[TASK PROMPT] Transcribe the material verbatim in full; the pictures do not belong in the copy.

[DATASET RECORDS]
## Start

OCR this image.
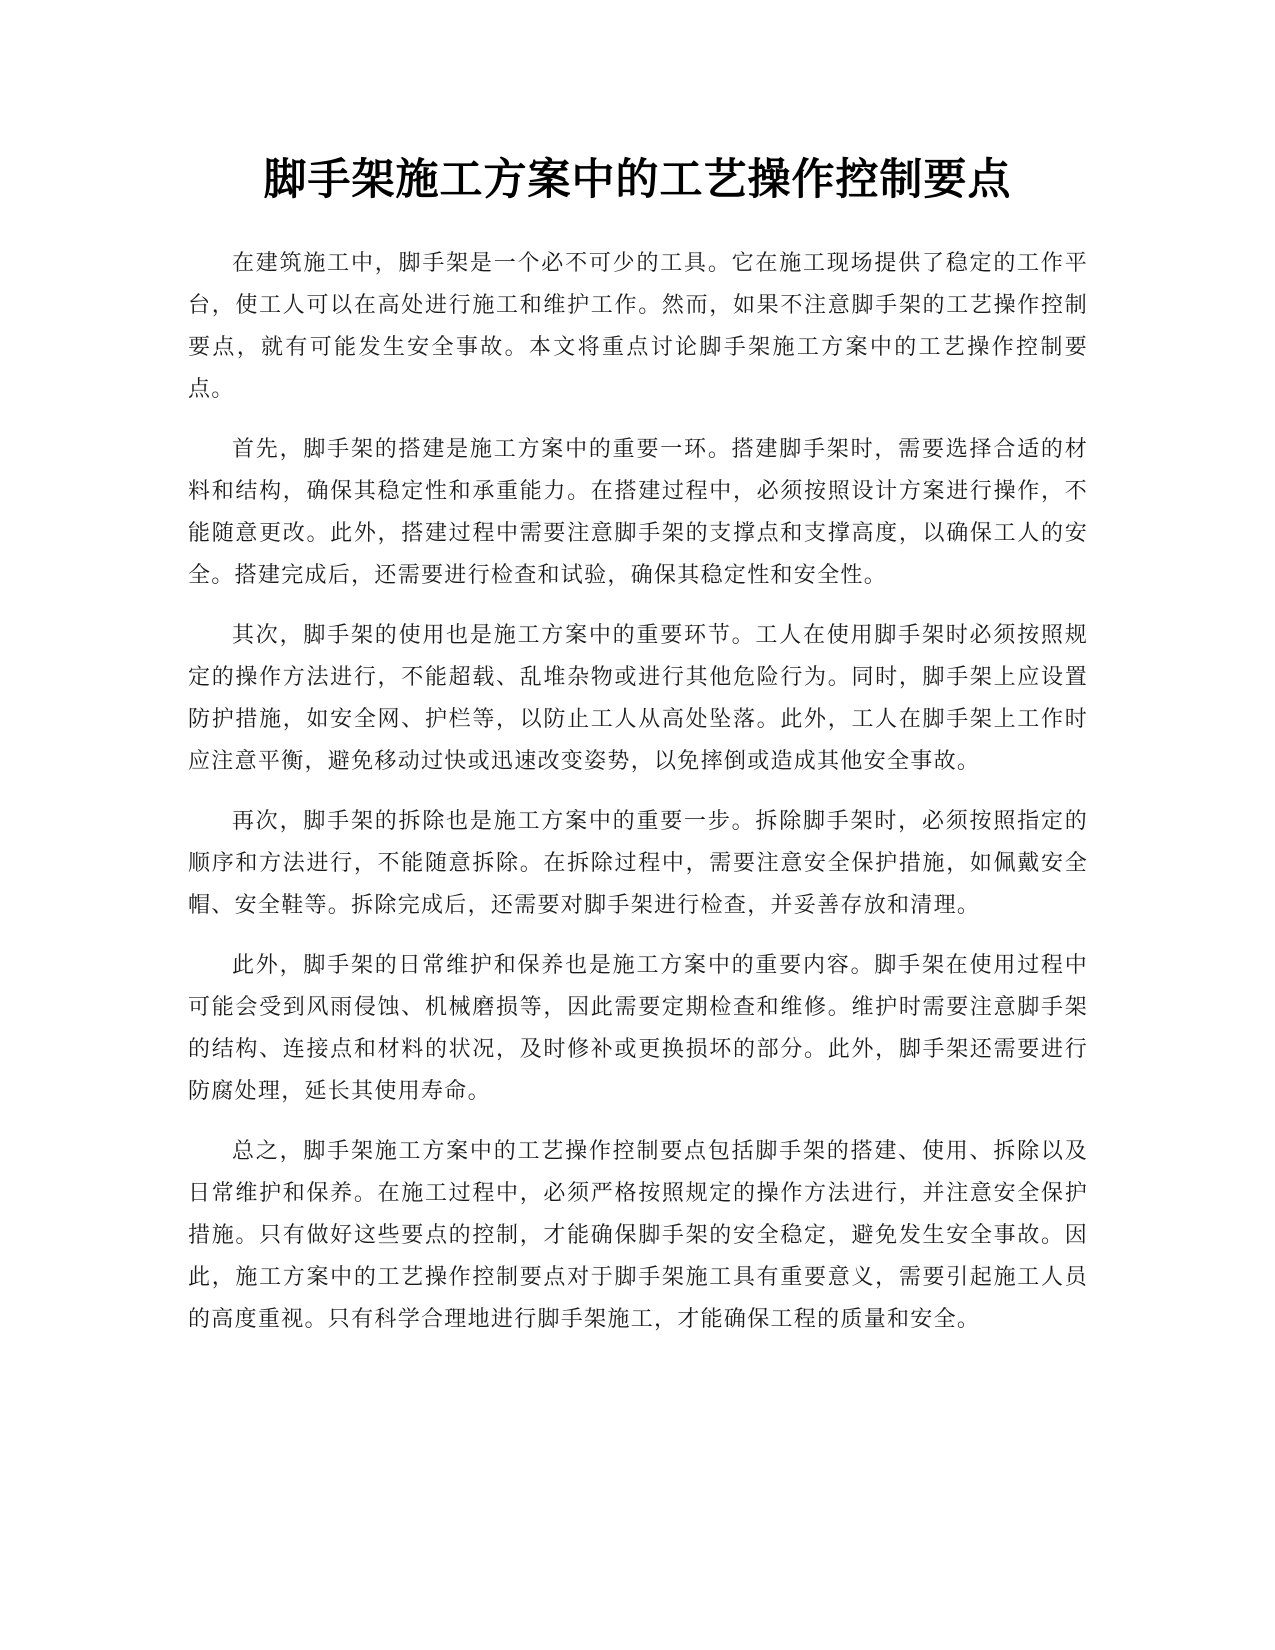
脚手架施工方案中的工艺操作控制要点

在建筑施工中，脚手架是一个必不可少的工具。它在施工现场提供了稳定的工作平台，使工人可以在高处进行施工和维护工作。然而，如果不注意脚手架的工艺操作控制要点，就有可能发生安全事故。本文将重点讨论脚手架施工方案中的工艺操作控制要点。

首先，脚手架的搭建是施工方案中的重要一环。搭建脚手架时，需要选择合适的材料和结构，确保其稳定性和承重能力。在搭建过程中，必须按照设计方案进行操作，不能随意更改。此外，搭建过程中需要注意脚手架的支撑点和支撑高度，以确保工人的安全。搭建完成后，还需要进行检查和试验，确保其稳定性和安全性。

其次，脚手架的使用也是施工方案中的重要环节。工人在使用脚手架时必须按照规定的操作方法进行，不能超载、乱堆杂物或进行其他危险行为。同时，脚手架上应设置防护措施，如安全网、护栏等，以防止工人从高处坠落。此外，工人在脚手架上工作时应注意平衡，避免移动过快或迅速改变姿势，以免摔倒或造成其他安全事故。

再次，脚手架的拆除也是施工方案中的重要一步。拆除脚手架时，必须按照指定的顺序和方法进行，不能随意拆除。在拆除过程中，需要注意安全保护措施，如佩戴安全帽、安全鞋等。拆除完成后，还需要对脚手架进行检查，并妥善存放和清理。

此外，脚手架的日常维护和保养也是施工方案中的重要内容。脚手架在使用过程中可能会受到风雨侵蚀、机械磨损等，因此需要定期检查和维修。维护时需要注意脚手架的结构、连接点和材料的状况，及时修补或更换损坏的部分。此外，脚手架还需要进行防腐处理，延长其使用寿命。

总之，脚手架施工方案中的工艺操作控制要点包括脚手架的搭建、使用、拆除以及日常维护和保养。在施工过程中，必须严格按照规定的操作方法进行，并注意安全保护措施。只有做好这些要点的控制，才能确保脚手架的安全稳定，避免发生安全事故。因此，施工方案中的工艺操作控制要点对于脚手架施工具有重要意义，需要引起施工人员的高度重视。只有科学合理地进行脚手架施工，才能确保工程的质量和安全。
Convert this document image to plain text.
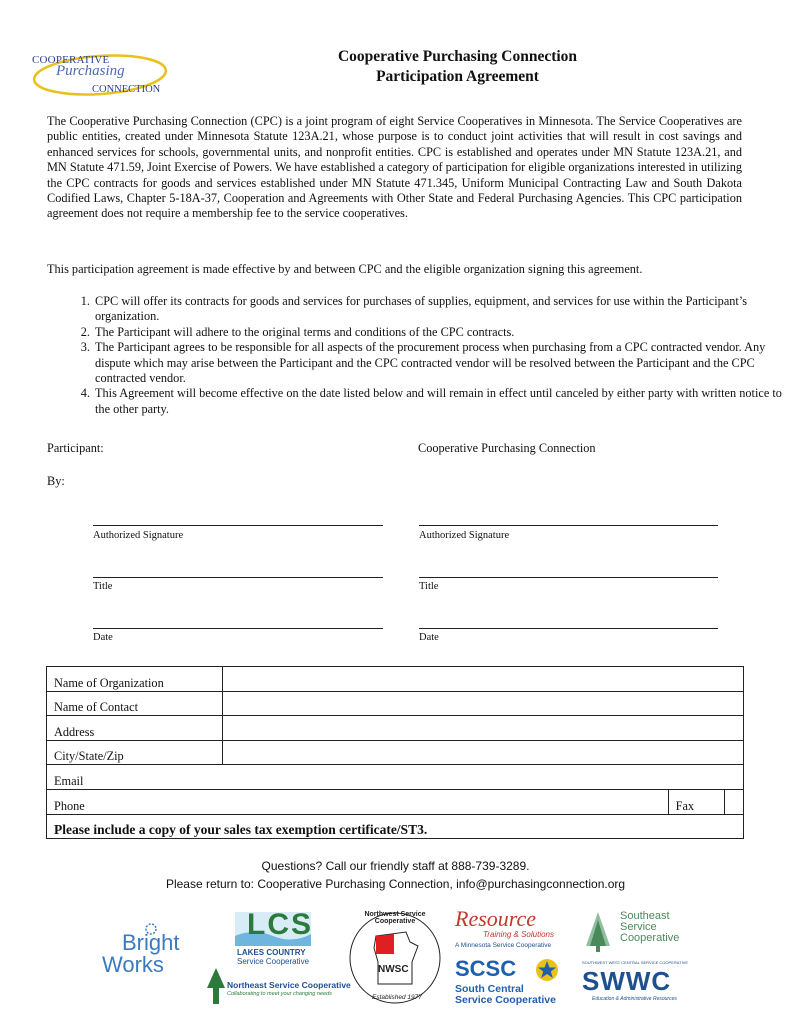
COOPERATIVE
Purchasing
CONNECTION
Cooperative Purchasing Connection
Participation Agreement
The Cooperative Purchasing Connection (CPC) is a joint program of eight Service Cooperatives in Minnesota. The Service Cooperatives are public entities, created under Minnesota Statute 123A.21, whose purpose is to conduct joint activities that will result in cost savings and enhanced services for schools, governmental units, and nonprofit entities. CPC is established and operates under MN Statute 123A.21, and MN Statute 471.59, Joint Exercise of Powers. We have established a category of participation for eligible organizations interested in utilizing the CPC contracts for goods and services established under MN Statute 471.345, Uniform Municipal Contracting Law and South Dakota Codified Laws, Chapter 5-18A-37, Cooperation and Agreements with Other State and Federal Purchasing Agencies. This CPC participation agreement does not require a membership fee to the service cooperatives.
This participation agreement is made effective by and between CPC and the eligible organization signing this agreement.
1. CPC will offer its contracts for goods and services for purchases of supplies, equipment, and services for use within the Participant’s organization.
2. The Participant will adhere to the original terms and conditions of the CPC contracts.
3. The Participant agrees to be responsible for all aspects of the procurement process when purchasing from a CPC contracted vendor. Any dispute which may arise between the Participant and the CPC contracted vendor will be resolved between the Participant and the CPC contracted vendor.
4. This Agreement will become effective on the date listed below and will remain in effect until canceled by either party with written notice to the other party.
Participant:	Cooperative Purchasing Connection
By:
Authorized Signature	Authorized Signature
Title	Title
Date	Date
Name of Organization			
Name of Contact			
Address			
City/State/Zip			
Email			
Phone		Fax	
Please include a copy of your sales tax exemption certificate/ST3.			
Questions? Call our friendly staff at 888-739-3289.
Please return to: Cooperative Purchasing Connection, info@purchasingconnection.org
Bright
Works
LCS
LAKES COUNTRY
Service Cooperative
Northeast Service Cooperative
Collaborating to meet your changing needs
Northwest Service Cooperative
NWSC
Established 1977
Resource
Training & Solutions
A Minnesota Service Cooperative
SCSC
South Central
Service Cooperative
Southeast
Service
Cooperative
SOUTHWEST WEST CENTRAL SERVICE COOPERATIVE
SWWC
Education & Administrative Resources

## End

[COMPLETED TASK]
OCR this image.
脚手架施工方案中的工艺操作控制要点

在建筑施工中，脚手架是一个必不可少的工具。它在施工现场提供了稳定的工作平台，使工人可以在高处进行施工和维护工作。然而，如果不注意脚手架的工艺操作控制要点，就有可能发生安全事故。本文将重点讨论脚手架施工方案中的工艺操作控制要点。

首先，脚手架的搭建是施工方案中的重要一环。搭建脚手架时，需要选择合适的材料和结构，确保其稳定性和承重能力。在搭建过程中，必须按照设计方案进行操作，不能随意更改。此外，搭建过程中需要注意脚手架的支撑点和支撑高度，以确保工人的安全。搭建完成后，还需要进行检查和试验，确保其稳定性和安全性。

其次，脚手架的使用也是施工方案中的重要环节。工人在使用脚手架时必须按照规定的操作方法进行，不能超载、乱堆杂物或进行其他危险行为。同时，脚手架上应设置防护措施，如安全网、护栏等，以防止工人从高处坠落。此外，工人在脚手架上工作时应注意平衡，避免移动过快或迅速改变姿势，以免摔倒或造成其他安全事故。

再次，脚手架的拆除也是施工方案中的重要一步。拆除脚手架时，必须按照指定的顺序和方法进行，不能随意拆除。在拆除过程中，需要注意安全保护措施，如佩戴安全帽、安全鞋等。拆除完成后，还需要对脚手架进行检查，并妥善存放和清理。

此外，脚手架的日常维护和保养也是施工方案中的重要内容。脚手架在使用过程中可能会受到风雨侵蚀、机械磨损等，因此需要定期检查和维修。维护时需要注意脚手架的结构、连接点和材料的状况，及时修补或更换损坏的部分。此外，脚手架还需要进行防腐处理，延长其使用寿命。

总之，脚手架施工方案中的工艺操作控制要点包括脚手架的搭建、使用、拆除以及日常维护和保养。在施工过程中，必须严格按照规定的操作方法进行，并注意安全保护措施。只有做好这些要点的控制，才能确保脚手架的安全稳定，避免发生安全事故。因此，施工方案中的工艺操作控制要点对于脚手架施工具有重要意义，需要引起施工人员的高度重视。只有科学合理地进行脚手架施工，才能确保工程的质量和安全。
Convert this document image to plain text.
COOPERATIVE
Purchasing
CONNECTION
Cooperative Purchasing Connection
Participation Agreement
The Cooperative Purchasing Connection (CPC) is a joint program of eight Service Cooperatives in Minnesota. The Service Cooperatives are public entities, created under Minnesota Statute 123A.21, whose purpose is to conduct joint activities that will result in cost savings and enhanced services for schools, governmental units, and nonprofit entities. CPC is established and operates under MN Statute 123A.21, and MN Statute 471.59, Joint Exercise of Powers. We have established a category of participation for eligible organizations interested in utilizing the CPC contracts for goods and services established under MN Statute 471.345, Uniform Municipal Contracting Law and South Dakota Codified Laws, Chapter 5-18A-37, Cooperation and Agreements with Other State and Federal Purchasing Agencies. This CPC participation agreement does not require a membership fee to the service cooperatives.
This participation agreement is made effective by and between CPC and the eligible organization signing this agreement.
1. CPC will offer its contracts for goods and services for purchases of supplies, equipment, and services for use within the Participant’s organization.
2. The Participant will adhere to the original terms and conditions of the CPC contracts.
3. The Participant agrees to be responsible for all aspects of the procurement process when purchasing from a CPC contracted vendor. Any dispute which may arise between the Participant and the CPC contracted vendor will be resolved between the Participant and the CPC contracted vendor.
4. This Agreement will become effective on the date listed below and will remain in effect until canceled by either party with written notice to the other party.
Participant:	Cooperative Purchasing Connection
By:
Authorized Signature	Authorized Signature
Title	Title
Date	Date
Name of Organization			
Name of Contact			
Address			
City/State/Zip			
Email			
Phone		Fax	
Please include a copy of your sales tax exemption certificate/ST3.			
Questions? Call our friendly staff at 888-739-3289.
Please return to: Cooperative Purchasing Connection, info@purchasingconnection.org
Bright
Works
LCS
LAKES COUNTRY
Service Cooperative
Northeast Service Cooperative
Collaborating to meet your changing needs
Northwest Service Cooperative
NWSC
Established 1977
Resource
Training & Solutions
A Minnesota Service Cooperative
SCSC
South Central
Service Cooperative
Southeast
Service
Cooperative
SOUTHWEST WEST CENTRAL SERVICE COOPERATIVE
SWWC
Education & Administrative Resources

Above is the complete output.